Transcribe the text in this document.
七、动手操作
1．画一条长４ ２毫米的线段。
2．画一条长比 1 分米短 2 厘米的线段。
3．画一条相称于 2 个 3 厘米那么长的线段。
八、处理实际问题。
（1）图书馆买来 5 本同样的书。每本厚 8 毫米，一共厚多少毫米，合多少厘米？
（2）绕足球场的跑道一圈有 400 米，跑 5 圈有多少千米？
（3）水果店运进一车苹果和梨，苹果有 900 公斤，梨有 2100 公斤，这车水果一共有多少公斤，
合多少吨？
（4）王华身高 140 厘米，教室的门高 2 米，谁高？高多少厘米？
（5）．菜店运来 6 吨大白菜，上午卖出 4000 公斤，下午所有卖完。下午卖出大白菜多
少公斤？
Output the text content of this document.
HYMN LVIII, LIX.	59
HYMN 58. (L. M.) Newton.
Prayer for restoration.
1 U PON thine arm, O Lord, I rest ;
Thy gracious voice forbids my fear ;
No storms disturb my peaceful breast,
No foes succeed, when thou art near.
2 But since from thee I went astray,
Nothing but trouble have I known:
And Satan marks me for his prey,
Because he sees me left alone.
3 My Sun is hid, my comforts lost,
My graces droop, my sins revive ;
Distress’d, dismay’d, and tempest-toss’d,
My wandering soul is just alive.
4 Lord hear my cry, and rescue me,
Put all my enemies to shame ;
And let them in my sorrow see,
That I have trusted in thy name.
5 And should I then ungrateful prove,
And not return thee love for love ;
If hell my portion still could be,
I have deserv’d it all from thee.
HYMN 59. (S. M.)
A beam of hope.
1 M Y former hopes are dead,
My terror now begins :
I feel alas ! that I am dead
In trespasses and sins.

- _Exercise prompt_
Write the data out again in full and exactly.

- _Complete answer_
Transcribe the text in this document.
七、动手操作
1．画一条长４ ２毫米的线段。
2．画一条长比 1 分米短 2 厘米的线段。
3．画一条相称于 2 个 3 厘米那么长的线段。
八、处理实际问题。
（1）图书馆买来 5 本同样的书。每本厚 8 毫米，一共厚多少毫米，合多少厘米？
（2）绕足球场的跑道一圈有 400 米，跑 5 圈有多少千米？
（3）水果店运进一车苹果和梨，苹果有 900 公斤，梨有 2100 公斤，这车水果一共有多少公斤，
合多少吨？
（4）王华身高 140 厘米，教室的门高 2 米，谁高？高多少厘米？
（5）．菜店运来 6 吨大白菜，上午卖出 4000 公斤，下午所有卖完。下午卖出大白菜多
少公斤？
Output the text content of this document.
HYMN LVIII, LIX.	59
HYMN 58. (L. M.) Newton.
Prayer for restoration.
1 U PON thine arm, O Lord, I rest ;
Thy gracious voice forbids my fear ;
No storms disturb my peaceful breast,
No foes succeed, when thou art near.
2 But since from thee I went astray,
Nothing but trouble have I known:
And Satan marks me for his prey,
Because he sees me left alone.
3 My Sun is hid, my comforts lost,
My graces droop, my sins revive ;
Distress’d, dismay’d, and tempest-toss’d,
My wandering soul is just alive.
4 Lord hear my cry, and rescue me,
Put all my enemies to shame ;
And let them in my sorrow see,
That I have trusted in thy name.
5 And should I then ungrateful prove,
And not return thee love for love ;
If hell my portion still could be,
I have deserv’d it all from thee.
HYMN 59. (S. M.)
A beam of hope.
1 M Y former hopes are dead,
My terror now begins :
I feel alas ! that I am dead
In trespasses and sins.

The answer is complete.